TRECHO PARA LEITURA:
● ● ● ● ● ● ●

A medida não só ultrapassa — de forma inequívoca — a competência constitucional do TCU, como lança o país em um cenário de insegurança jurídica inaceitável, atingindo de modo direto e imediato empresas que negociavam transações tributárias legais, legítimas e baseadas em regras previamente consolidadas.
A situação é ainda mais alarmante porque o próprio órgão responsável pela política pública de transação tributária — a PGFN — recorreu da decisão e explicitou, em documentos oficiais, a profundidade de sua discordância técnica e jurídica.
II. A Lei da Transação Tributária: Estrutura Lógica que o TCU Desconsiderou
A Lei nº 13.988/2020, aprimorada pela Lei nº 14.375/2022, criou um sistema racional para recuperação de créditos considerados irrecuperáveis ou de difícil recuperação. A norma estabelece dois momentos distintos e complementares:
- Primeiramente, aplicam-se descontos sobre multas, juros e encargos, limitados a 65% da dívida total (70% em hipóteses específicas, como para empresas em recuperação judicial).

● ● ● ● ● ● ●

CONTEÚDO DOS DADOS:
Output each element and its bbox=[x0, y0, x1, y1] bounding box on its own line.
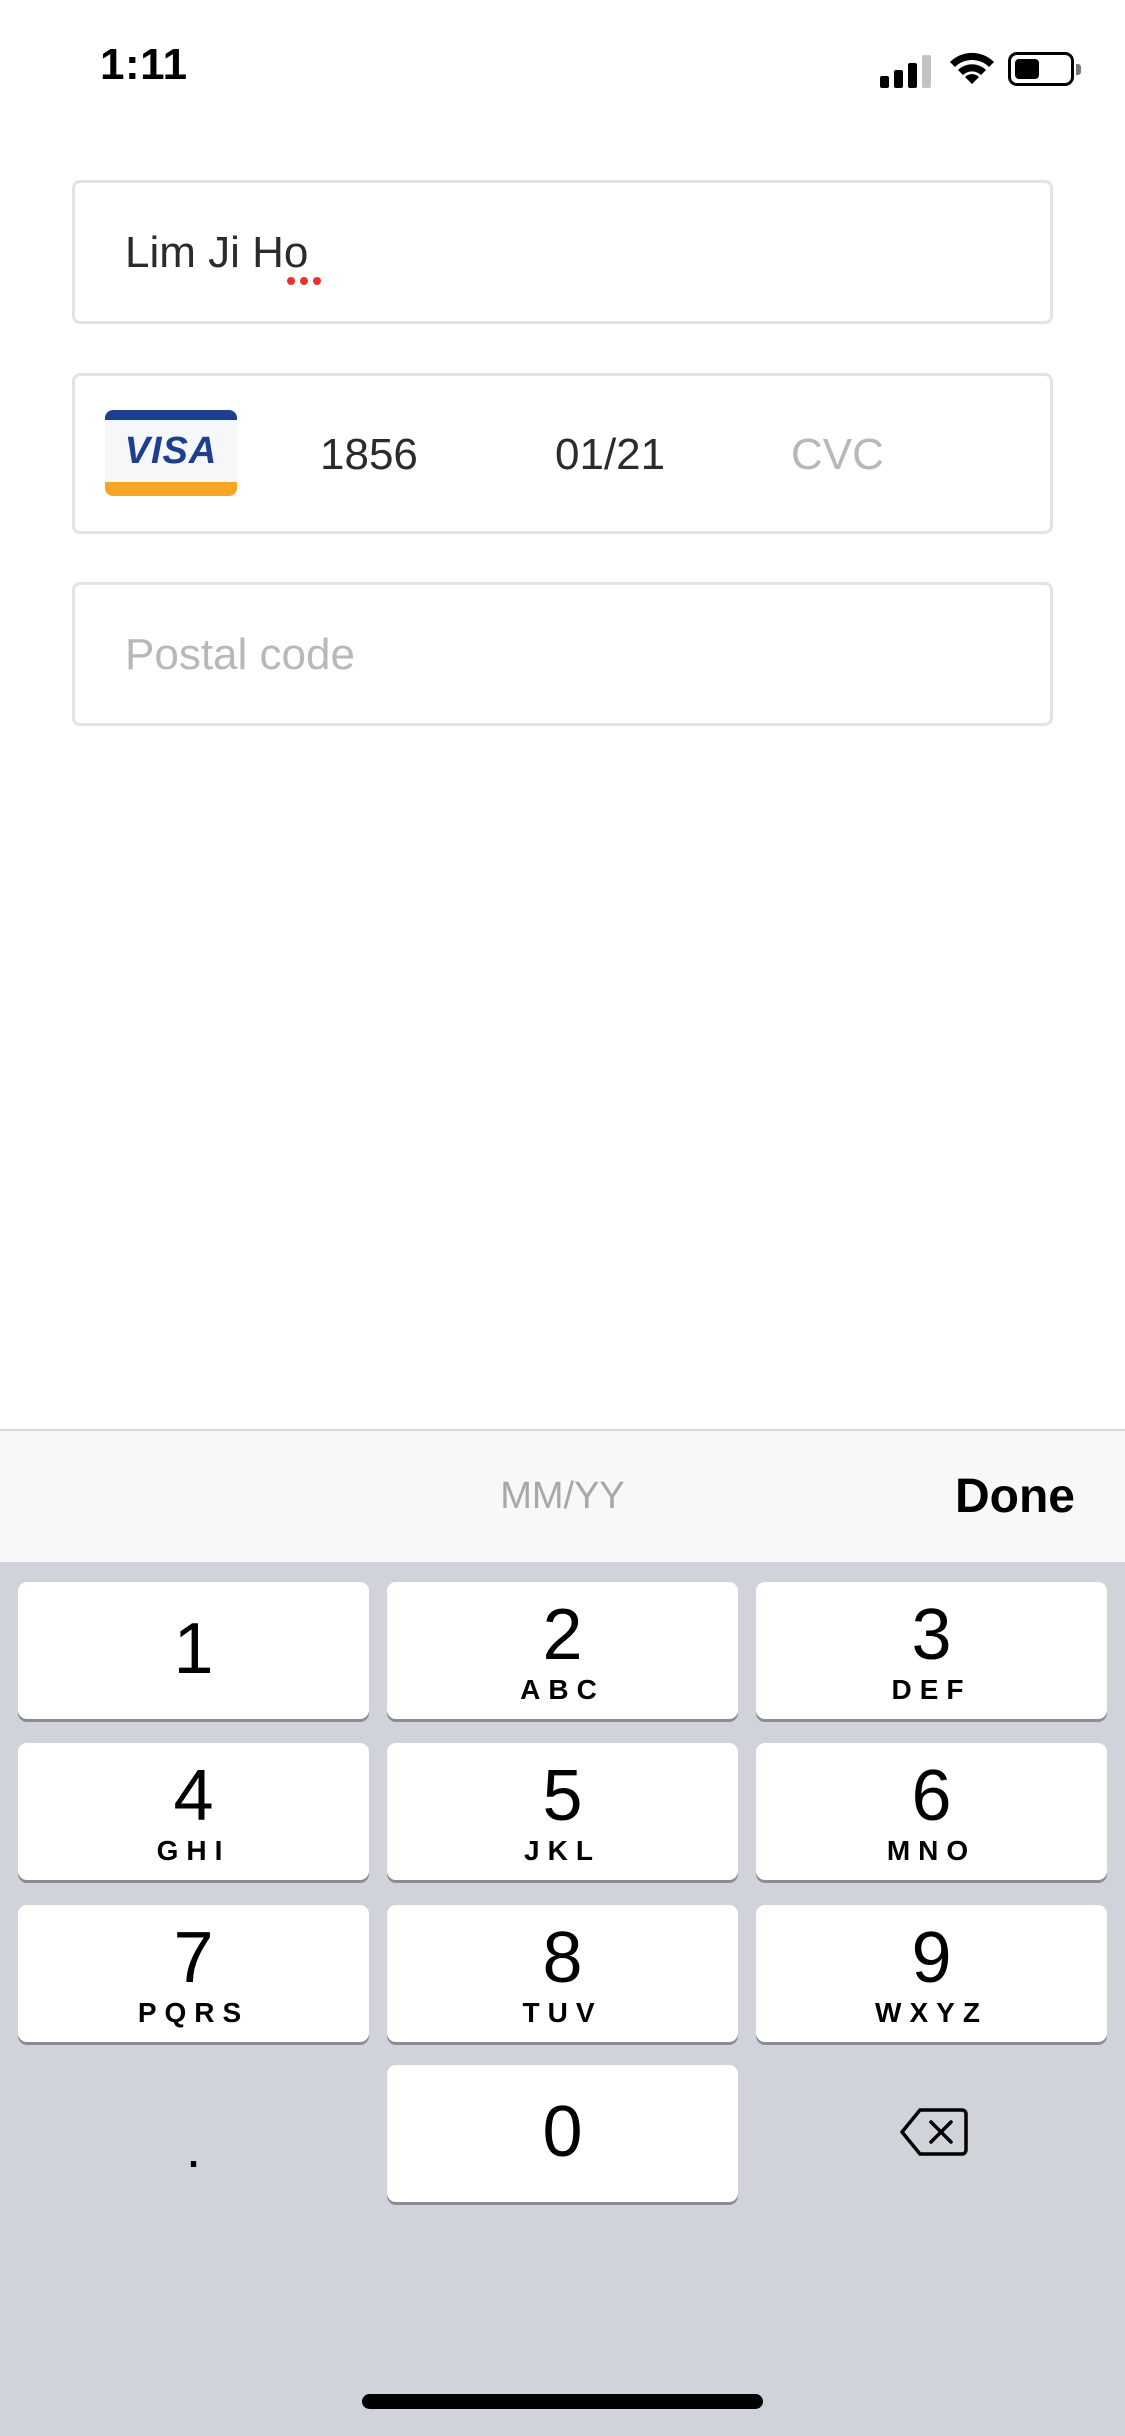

● ● ● ● ● ● ●

DESAFIOS:
[1] Segundo o trecho, sobre o que se aplicam os descontos no primeiro momento da transação tributária? Liste todos.
[2] Responda com base no trecho:
(a) Qual órgão recorreu da decisão?
(b) Qual lei aprimorou a Lei nº 13.988/2020?
(c) Qual é o limite dos descontos sobre a dívida total, fora das hipóteses específicas?
[3] Extraia do trecho, sem mudar nada, a parte que vai de "A situação é" até "em recuperação judicial).".

RESPOSTAS EM ORDEM:
[1]
- Multas
- Juros
- Encargos

[2]
(a) A PGFN.
(b) A Lei nº 14.375/2022.
(c) 65% da dívida total.

[3]
A situação é ainda mais alarmante porque o próprio órgão responsável pela política pública de transação tributária — a PGFN — recorreu da decisão e explicitou, em documentos oficiais, a profundidade de sua discordância técnica e jurídica.
II. A Lei da Transação Tributária: Estrutura Lógica que o TCU Desconsiderou
A Lei nº 13.988/2020, aprimorada pela Lei nº 14.375/2022, criou um sistema racional para recuperação de créditos considerados irrecuperáveis ou de difícil recuperação. A norma estabelece dois momentos distintos e complementares:
- Primeiramente, aplicam-se descontos sobre multas, juros e encargos, limitados a 65% da dívida total (70% em hipóteses específicas, como para empresas em recuperação judicial).